◆ Rows ◆
◇ ◇ ◇
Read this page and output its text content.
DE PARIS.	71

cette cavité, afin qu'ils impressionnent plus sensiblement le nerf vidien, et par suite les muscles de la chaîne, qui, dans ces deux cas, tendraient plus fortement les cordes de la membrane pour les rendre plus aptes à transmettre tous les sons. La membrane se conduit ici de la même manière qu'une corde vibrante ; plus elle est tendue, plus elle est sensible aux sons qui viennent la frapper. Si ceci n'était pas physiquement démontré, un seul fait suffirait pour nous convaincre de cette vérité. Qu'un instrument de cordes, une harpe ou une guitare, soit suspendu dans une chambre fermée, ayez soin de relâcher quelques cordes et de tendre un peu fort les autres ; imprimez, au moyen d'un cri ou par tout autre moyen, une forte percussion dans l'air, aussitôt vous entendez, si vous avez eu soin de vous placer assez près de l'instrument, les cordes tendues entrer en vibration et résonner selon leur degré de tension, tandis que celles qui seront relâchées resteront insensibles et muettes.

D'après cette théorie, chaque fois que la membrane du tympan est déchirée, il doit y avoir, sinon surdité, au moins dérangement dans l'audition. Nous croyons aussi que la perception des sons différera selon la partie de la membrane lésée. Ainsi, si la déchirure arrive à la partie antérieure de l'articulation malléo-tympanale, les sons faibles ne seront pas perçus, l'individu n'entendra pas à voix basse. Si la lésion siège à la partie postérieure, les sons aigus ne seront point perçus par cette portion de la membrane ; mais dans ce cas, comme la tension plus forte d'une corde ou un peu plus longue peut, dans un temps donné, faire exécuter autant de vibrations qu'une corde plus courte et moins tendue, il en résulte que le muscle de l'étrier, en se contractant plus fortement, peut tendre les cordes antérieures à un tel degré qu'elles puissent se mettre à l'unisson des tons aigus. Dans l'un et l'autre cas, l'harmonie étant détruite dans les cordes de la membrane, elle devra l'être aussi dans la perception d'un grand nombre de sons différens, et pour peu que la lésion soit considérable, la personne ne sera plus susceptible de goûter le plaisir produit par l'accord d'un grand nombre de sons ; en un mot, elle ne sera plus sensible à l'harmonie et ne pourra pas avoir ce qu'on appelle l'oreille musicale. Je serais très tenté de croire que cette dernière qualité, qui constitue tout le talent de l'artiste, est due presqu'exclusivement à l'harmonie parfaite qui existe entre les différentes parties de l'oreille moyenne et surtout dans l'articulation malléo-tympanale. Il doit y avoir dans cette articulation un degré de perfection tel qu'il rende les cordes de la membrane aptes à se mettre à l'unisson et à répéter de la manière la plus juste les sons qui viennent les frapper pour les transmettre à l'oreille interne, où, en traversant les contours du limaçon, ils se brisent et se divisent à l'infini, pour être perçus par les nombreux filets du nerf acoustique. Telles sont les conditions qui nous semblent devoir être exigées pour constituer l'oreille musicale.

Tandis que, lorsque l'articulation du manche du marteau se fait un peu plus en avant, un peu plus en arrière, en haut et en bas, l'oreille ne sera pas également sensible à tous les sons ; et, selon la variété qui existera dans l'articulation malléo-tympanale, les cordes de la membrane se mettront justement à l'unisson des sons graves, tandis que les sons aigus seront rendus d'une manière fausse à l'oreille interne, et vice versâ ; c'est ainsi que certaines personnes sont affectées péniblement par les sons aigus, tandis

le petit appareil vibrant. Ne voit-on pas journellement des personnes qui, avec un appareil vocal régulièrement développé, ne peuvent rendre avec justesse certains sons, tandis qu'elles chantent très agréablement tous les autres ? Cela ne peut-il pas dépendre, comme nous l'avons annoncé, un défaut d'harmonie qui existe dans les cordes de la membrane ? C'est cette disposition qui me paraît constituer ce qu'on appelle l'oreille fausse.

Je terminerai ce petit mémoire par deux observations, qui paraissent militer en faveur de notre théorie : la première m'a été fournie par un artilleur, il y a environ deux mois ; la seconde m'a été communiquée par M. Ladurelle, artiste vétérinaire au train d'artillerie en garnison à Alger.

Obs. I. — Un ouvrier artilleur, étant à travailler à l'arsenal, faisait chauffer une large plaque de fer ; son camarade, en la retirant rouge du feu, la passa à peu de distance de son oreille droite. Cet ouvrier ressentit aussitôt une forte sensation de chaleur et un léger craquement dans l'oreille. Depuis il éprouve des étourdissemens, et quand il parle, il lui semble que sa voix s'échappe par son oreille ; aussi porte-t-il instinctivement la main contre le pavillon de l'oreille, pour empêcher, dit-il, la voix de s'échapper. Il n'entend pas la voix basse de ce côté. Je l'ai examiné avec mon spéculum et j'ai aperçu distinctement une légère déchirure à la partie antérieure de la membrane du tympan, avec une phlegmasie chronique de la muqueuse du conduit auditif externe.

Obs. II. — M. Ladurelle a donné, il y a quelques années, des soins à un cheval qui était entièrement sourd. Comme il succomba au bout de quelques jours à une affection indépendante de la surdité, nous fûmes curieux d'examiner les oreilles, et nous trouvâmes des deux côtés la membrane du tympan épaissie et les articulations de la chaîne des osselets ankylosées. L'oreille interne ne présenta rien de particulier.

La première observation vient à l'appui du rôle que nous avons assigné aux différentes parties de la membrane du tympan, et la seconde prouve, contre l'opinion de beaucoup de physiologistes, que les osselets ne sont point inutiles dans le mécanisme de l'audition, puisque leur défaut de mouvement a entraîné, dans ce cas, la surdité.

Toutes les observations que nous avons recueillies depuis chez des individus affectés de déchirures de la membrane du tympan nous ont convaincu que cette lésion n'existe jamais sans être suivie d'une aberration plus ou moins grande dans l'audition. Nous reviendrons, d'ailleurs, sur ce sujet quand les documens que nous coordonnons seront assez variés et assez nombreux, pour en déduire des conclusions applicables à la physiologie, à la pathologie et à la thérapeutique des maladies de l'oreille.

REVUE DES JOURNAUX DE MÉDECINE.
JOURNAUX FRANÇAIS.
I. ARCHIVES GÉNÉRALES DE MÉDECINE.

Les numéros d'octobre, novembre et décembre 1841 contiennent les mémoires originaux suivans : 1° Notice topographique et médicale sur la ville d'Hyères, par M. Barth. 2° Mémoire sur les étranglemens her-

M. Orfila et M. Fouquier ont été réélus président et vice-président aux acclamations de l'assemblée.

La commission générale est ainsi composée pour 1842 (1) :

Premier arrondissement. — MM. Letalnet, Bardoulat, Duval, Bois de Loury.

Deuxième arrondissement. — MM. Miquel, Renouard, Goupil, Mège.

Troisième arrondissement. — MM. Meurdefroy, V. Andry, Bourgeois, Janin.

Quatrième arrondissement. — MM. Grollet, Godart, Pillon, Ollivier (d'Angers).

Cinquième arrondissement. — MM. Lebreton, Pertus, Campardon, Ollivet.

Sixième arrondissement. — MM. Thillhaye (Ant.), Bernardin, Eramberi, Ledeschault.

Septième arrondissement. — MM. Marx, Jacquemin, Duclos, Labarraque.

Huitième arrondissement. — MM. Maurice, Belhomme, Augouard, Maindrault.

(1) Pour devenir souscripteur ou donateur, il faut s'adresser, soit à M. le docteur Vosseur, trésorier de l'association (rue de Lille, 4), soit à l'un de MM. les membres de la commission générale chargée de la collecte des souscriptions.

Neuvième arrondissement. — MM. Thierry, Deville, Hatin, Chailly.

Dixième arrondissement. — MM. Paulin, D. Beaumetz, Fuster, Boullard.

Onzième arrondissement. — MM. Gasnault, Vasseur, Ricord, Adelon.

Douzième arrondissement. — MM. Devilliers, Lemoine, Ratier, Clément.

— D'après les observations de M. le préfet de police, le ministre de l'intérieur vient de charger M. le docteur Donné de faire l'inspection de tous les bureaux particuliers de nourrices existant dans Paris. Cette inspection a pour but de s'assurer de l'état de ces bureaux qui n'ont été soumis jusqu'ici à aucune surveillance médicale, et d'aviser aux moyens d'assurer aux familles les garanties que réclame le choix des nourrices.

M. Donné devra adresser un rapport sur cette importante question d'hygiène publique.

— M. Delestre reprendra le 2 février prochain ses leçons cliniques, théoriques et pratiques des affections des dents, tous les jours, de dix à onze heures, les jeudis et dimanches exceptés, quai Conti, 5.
◇ ◇ ◇
◆ Set problem ◆
Copy down every line of the entries containing the word "JOURNAUX".

◆ Full output ◆
REVUE DES JOURNAUX DE MÉDECINE.
JOURNAUX FRANÇAIS.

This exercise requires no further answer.